From the entries below, gather each line containing the word "Waiting".

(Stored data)
::::::::::
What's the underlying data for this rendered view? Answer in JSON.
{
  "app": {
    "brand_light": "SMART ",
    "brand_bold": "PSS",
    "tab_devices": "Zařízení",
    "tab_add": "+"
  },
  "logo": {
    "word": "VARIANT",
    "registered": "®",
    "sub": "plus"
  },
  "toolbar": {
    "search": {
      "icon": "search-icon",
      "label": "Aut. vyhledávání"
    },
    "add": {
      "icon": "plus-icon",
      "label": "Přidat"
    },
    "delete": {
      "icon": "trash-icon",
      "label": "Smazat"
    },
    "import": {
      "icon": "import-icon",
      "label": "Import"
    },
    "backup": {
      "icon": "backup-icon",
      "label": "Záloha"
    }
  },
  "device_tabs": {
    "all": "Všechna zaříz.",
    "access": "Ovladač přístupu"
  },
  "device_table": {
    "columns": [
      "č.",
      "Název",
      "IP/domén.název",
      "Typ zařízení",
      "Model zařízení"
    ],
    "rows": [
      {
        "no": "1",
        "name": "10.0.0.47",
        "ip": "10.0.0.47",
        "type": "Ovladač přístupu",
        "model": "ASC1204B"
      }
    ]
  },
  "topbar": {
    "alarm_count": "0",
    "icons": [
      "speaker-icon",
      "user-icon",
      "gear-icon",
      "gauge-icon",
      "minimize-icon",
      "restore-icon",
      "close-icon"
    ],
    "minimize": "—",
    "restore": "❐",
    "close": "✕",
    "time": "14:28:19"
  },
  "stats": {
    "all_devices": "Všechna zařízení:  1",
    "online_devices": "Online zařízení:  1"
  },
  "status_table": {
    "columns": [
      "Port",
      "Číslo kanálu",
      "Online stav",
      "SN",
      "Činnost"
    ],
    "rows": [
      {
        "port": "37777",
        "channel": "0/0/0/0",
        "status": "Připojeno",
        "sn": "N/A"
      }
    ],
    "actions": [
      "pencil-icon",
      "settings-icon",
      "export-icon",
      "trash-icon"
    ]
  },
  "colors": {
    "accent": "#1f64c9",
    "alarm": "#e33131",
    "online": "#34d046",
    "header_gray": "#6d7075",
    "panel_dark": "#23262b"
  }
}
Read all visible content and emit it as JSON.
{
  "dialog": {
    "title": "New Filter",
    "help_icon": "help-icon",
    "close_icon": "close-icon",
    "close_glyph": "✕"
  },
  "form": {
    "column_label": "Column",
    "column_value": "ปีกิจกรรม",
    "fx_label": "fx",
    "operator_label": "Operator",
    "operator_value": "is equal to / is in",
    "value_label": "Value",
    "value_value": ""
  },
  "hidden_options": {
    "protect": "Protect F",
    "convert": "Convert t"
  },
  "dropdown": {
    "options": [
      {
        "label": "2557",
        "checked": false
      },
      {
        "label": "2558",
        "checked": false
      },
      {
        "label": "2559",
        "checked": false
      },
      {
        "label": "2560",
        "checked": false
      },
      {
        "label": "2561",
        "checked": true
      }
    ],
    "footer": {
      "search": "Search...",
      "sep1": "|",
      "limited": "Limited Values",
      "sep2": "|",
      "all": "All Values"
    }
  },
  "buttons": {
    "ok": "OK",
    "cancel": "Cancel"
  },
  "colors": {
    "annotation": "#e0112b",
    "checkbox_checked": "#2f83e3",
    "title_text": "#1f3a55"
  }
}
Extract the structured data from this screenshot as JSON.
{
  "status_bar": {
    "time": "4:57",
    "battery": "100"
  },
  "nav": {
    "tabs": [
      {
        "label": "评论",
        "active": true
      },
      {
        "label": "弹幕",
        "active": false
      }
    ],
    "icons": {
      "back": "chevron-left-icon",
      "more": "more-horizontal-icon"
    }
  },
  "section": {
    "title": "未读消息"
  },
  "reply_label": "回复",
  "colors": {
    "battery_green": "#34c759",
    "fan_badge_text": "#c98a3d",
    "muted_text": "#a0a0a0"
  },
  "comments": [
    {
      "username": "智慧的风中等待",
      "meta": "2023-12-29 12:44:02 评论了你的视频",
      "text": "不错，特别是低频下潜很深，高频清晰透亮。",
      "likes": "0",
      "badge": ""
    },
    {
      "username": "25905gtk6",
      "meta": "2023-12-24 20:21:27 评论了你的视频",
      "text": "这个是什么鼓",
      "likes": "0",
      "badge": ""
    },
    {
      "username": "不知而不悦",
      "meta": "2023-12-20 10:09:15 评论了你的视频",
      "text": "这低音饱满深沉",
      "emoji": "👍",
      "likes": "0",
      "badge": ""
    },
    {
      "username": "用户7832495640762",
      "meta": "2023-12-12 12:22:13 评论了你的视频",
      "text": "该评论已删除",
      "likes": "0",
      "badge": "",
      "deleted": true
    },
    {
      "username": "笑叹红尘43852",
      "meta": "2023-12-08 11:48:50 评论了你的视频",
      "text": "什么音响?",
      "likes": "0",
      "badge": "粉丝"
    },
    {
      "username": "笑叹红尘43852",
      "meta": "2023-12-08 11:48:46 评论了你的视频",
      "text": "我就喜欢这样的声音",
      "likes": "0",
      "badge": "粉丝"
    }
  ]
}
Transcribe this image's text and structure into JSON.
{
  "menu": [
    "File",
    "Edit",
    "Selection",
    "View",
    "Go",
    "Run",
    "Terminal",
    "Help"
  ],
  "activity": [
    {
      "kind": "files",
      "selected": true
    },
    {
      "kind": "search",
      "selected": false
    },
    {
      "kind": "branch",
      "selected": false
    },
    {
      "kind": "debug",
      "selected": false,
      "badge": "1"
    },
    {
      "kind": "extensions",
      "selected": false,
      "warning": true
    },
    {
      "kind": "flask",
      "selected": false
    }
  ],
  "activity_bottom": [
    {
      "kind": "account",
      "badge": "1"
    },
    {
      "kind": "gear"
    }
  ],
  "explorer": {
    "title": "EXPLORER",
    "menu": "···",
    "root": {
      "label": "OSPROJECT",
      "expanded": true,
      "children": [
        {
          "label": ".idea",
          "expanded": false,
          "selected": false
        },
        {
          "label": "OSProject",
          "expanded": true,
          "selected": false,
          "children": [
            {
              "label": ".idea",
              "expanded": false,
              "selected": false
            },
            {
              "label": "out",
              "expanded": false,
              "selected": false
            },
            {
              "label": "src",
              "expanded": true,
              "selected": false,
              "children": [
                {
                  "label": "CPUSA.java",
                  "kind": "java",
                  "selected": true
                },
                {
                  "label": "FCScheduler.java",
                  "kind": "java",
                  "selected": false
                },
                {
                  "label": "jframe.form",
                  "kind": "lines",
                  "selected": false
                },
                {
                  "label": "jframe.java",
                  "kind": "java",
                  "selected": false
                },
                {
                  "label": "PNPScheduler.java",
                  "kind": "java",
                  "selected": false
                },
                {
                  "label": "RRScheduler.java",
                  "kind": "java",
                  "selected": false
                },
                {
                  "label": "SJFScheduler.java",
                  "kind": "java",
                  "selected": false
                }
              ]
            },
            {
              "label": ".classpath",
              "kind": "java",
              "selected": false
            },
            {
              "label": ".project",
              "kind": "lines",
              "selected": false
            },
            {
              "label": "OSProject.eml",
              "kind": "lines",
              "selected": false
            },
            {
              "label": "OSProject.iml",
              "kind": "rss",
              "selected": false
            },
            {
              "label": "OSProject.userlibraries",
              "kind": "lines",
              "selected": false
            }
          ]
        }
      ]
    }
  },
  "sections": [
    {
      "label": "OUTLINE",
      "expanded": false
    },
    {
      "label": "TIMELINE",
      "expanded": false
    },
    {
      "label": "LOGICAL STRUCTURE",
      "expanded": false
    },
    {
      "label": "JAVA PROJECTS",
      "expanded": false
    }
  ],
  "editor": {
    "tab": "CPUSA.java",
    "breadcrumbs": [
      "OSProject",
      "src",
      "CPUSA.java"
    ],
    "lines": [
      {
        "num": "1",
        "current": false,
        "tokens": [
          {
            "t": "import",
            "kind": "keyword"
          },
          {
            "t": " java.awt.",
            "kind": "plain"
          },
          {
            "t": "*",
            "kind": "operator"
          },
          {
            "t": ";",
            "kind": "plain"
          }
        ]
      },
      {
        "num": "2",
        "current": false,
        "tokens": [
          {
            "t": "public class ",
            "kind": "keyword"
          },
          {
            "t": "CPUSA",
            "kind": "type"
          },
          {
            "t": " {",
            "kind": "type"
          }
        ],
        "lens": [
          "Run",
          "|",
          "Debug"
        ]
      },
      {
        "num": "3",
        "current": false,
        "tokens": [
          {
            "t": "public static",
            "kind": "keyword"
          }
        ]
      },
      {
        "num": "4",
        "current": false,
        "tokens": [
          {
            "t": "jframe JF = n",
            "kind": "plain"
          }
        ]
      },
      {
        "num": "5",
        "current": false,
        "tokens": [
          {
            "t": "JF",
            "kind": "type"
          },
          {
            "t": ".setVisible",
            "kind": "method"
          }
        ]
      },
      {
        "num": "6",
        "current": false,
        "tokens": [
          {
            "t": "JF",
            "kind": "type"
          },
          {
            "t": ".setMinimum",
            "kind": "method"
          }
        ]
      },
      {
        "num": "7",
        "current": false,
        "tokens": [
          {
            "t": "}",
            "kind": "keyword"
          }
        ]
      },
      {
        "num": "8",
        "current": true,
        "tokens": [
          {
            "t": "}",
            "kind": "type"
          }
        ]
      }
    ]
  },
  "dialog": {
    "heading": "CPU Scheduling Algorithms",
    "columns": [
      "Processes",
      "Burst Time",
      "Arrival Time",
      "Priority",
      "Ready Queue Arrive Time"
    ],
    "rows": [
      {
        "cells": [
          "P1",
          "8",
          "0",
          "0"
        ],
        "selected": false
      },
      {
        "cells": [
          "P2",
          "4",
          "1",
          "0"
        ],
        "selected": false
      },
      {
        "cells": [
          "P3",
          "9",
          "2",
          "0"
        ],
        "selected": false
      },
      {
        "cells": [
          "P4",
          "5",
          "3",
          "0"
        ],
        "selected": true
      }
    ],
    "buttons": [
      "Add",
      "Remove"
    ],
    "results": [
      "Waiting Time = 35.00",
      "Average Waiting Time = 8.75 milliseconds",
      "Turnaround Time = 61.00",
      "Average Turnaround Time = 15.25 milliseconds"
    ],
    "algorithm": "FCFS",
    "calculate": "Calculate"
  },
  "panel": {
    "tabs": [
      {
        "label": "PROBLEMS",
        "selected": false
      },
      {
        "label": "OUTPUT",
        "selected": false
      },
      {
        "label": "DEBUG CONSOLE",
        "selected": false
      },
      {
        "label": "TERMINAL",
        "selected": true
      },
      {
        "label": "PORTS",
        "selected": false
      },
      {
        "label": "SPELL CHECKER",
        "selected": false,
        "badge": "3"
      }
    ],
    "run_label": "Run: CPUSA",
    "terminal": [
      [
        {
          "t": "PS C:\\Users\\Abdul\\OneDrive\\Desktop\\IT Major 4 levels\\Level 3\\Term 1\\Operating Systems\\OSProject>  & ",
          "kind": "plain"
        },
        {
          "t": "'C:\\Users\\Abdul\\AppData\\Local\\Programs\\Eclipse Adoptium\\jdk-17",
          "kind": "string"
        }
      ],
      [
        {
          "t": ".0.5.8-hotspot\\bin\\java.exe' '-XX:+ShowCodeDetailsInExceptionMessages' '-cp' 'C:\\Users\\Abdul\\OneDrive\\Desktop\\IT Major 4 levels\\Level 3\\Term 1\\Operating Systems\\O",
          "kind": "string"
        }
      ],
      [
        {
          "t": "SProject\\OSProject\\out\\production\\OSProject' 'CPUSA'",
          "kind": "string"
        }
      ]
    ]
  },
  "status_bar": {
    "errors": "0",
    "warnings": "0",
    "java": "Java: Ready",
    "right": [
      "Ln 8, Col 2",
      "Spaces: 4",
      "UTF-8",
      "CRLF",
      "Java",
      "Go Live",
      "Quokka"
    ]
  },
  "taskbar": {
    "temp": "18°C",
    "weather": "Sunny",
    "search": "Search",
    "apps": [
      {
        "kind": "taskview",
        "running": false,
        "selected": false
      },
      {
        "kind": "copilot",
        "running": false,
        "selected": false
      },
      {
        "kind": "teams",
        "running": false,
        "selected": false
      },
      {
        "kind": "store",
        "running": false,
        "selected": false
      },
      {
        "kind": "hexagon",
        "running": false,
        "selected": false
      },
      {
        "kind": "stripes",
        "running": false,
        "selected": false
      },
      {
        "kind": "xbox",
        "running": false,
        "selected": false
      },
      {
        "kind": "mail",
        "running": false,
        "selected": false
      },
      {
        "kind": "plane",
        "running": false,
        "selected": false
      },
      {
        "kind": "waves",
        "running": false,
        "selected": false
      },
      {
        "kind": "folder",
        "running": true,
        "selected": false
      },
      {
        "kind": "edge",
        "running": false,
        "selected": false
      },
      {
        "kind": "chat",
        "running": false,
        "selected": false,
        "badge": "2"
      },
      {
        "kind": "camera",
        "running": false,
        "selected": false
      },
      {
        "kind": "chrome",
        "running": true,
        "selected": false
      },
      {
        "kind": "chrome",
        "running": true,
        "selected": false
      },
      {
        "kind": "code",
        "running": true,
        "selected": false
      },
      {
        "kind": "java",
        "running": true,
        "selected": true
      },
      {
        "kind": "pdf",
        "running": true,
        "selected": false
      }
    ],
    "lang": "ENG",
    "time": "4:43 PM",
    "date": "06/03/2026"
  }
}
::::::::::
__FULL ANSWER__.
      "Waiting Time = 35.00",
      "Average Waiting Time = 8.75 milliseconds",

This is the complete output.